● Directions
Produce a word-for-word copy of the listing below without its pictures.

● Listed records
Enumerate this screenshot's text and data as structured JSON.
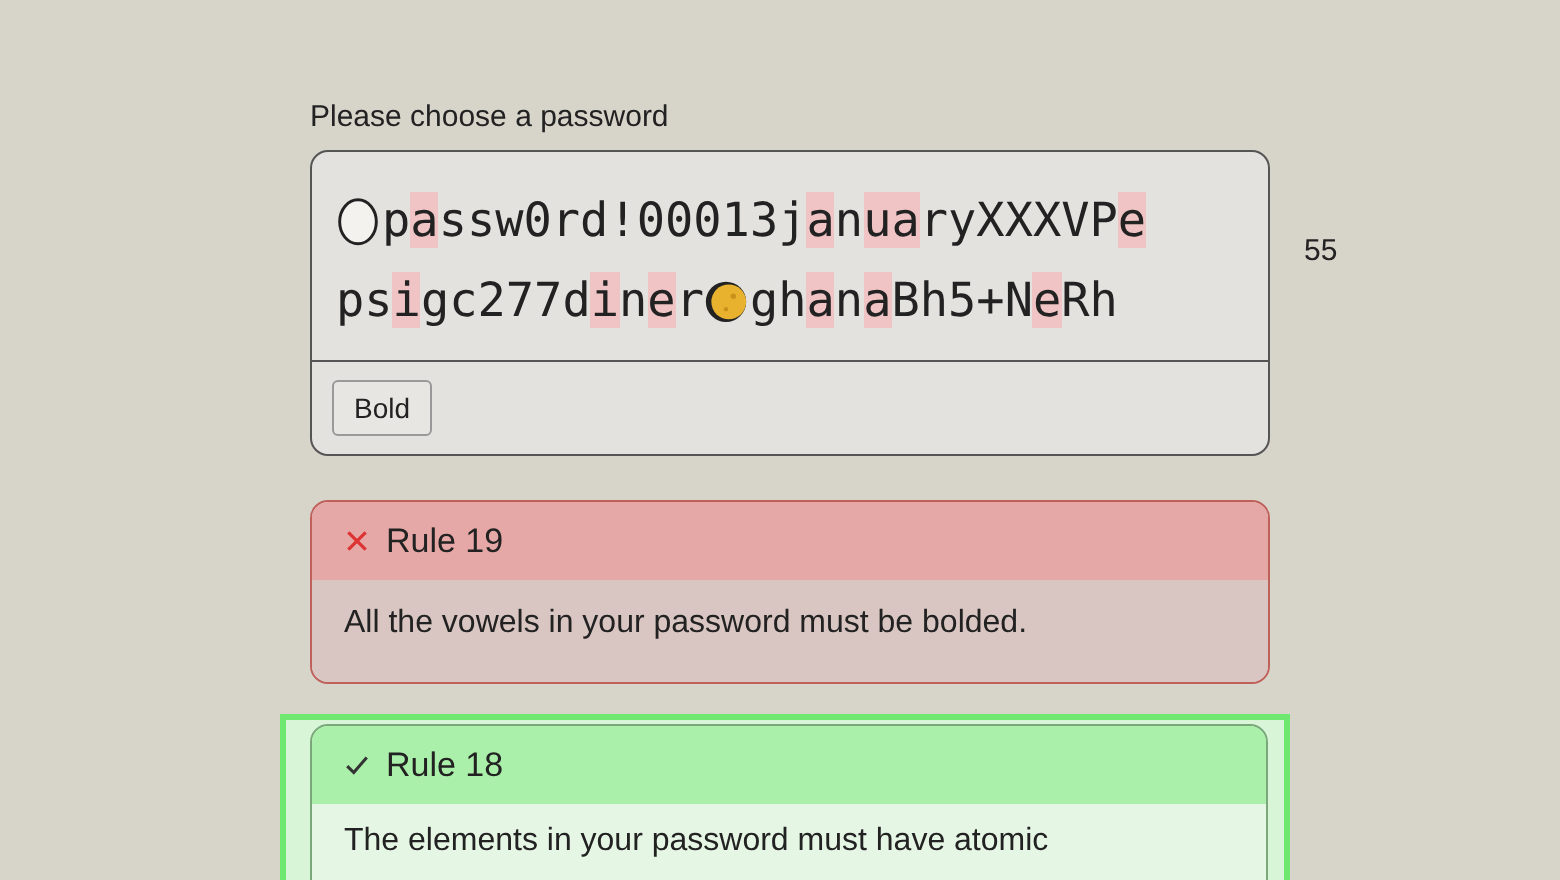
{
  "password_label": "Please choose a password",
  "password_lines": [
    [
      {
        "kind": "egg"
      },
      {
        "kind": "text",
        "text": "p",
        "highlighted": false
      },
      {
        "kind": "text",
        "text": "a",
        "highlighted": true
      },
      {
        "kind": "text",
        "text": "ssw0rd!00013j",
        "highlighted": false
      },
      {
        "kind": "text",
        "text": "a",
        "highlighted": true
      },
      {
        "kind": "text",
        "text": "n",
        "highlighted": false
      },
      {
        "kind": "text",
        "text": "u",
        "highlighted": true
      },
      {
        "kind": "text",
        "text": "a",
        "highlighted": true
      },
      {
        "kind": "text",
        "text": "ryXXXVP",
        "highlighted": false
      },
      {
        "kind": "text",
        "text": "e",
        "highlighted": true
      }
    ],
    [
      {
        "kind": "text",
        "text": "ps",
        "highlighted": false
      },
      {
        "kind": "text",
        "text": "i",
        "highlighted": true
      },
      {
        "kind": "text",
        "text": "gc277d",
        "highlighted": false
      },
      {
        "kind": "text",
        "text": "i",
        "highlighted": true
      },
      {
        "kind": "text",
        "text": "n",
        "highlighted": false
      },
      {
        "kind": "text",
        "text": "e",
        "highlighted": true
      },
      {
        "kind": "text",
        "text": "r",
        "highlighted": false
      },
      {
        "kind": "moon"
      },
      {
        "kind": "text",
        "text": "gh",
        "highlighted": false
      },
      {
        "kind": "text",
        "text": "a",
        "highlighted": true
      },
      {
        "kind": "text",
        "text": "n",
        "highlighted": false
      },
      {
        "kind": "text",
        "text": "a",
        "highlighted": true
      },
      {
        "kind": "text",
        "text": "Bh5+N",
        "highlighted": false
      },
      {
        "kind": "text",
        "text": "e",
        "highlighted": true
      },
      {
        "kind": "text",
        "text": "Rh",
        "highlighted": false
      }
    ]
  ],
  "bold_button": "Bold",
  "length_count": "55",
  "rules": [
    {
      "kind": "failed",
      "title": "Rule 19",
      "text": "All the vowels in your password must be bolded.",
      "highlighted": false
    },
    {
      "kind": "passed",
      "title": "Rule 18",
      "text": "The elements in your password must have atomic",
      "highlighted": true
    }
  ]
}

● Written answer
Enumerate this screenshot's text and data as structured JSON.
{
  "password_label": "Please choose a password",
  "password_lines": [
    [
      {
        "kind": "egg"
      },
      {
        "kind": "text",
        "text": "p",
        "highlighted": false
      },
      {
        "kind": "text",
        "text": "a",
        "highlighted": true
      },
      {
        "kind": "text",
        "text": "ssw0rd!00013j",
        "highlighted": false
      },
      {
        "kind": "text",
        "text": "a",
        "highlighted": true
      },
      {
        "kind": "text",
        "text": "n",
        "highlighted": false
      },
      {
        "kind": "text",
        "text": "u",
        "highlighted": true
      },
      {
        "kind": "text",
        "text": "a",
        "highlighted": true
      },
      {
        "kind": "text",
        "text": "ryXXXVP",
        "highlighted": false
      },
      {
        "kind": "text",
        "text": "e",
        "highlighted": true
      }
    ],
    [
      {
        "kind": "text",
        "text": "ps",
        "highlighted": false
      },
      {
        "kind": "text",
        "text": "i",
        "highlighted": true
      },
      {
        "kind": "text",
        "text": "gc277d",
        "highlighted": false
      },
      {
        "kind": "text",
        "text": "i",
        "highlighted": true
      },
      {
        "kind": "text",
        "text": "n",
        "highlighted": false
      },
      {
        "kind": "text",
        "text": "e",
        "highlighted": true
      },
      {
        "kind": "text",
        "text": "r",
        "highlighted": false
      },
      {
        "kind": "moon"
      },
      {
        "kind": "text",
        "text": "gh",
        "highlighted": false
      },
      {
        "kind": "text",
        "text": "a",
        "highlighted": true
      },
      {
        "kind": "text",
        "text": "n",
        "highlighted": false
      },
      {
        "kind": "text",
        "text": "a",
        "highlighted": true
      },
      {
        "kind": "text",
        "text": "Bh5+N",
        "highlighted": false
      },
      {
        "kind": "text",
        "text": "e",
        "highlighted": true
      },
      {
        "kind": "text",
        "text": "Rh",
        "highlighted": false
      }
    ]
  ],
  "bold_button": "Bold",
  "length_count": "55",
  "rules": [
    {
      "kind": "failed",
      "title": "Rule 19",
      "text": "All the vowels in your password must be bolded.",
      "highlighted": false
    },
    {
      "kind": "passed",
      "title": "Rule 18",
      "text": "The elements in your password must have atomic",
      "highlighted": true
    }
  ]
}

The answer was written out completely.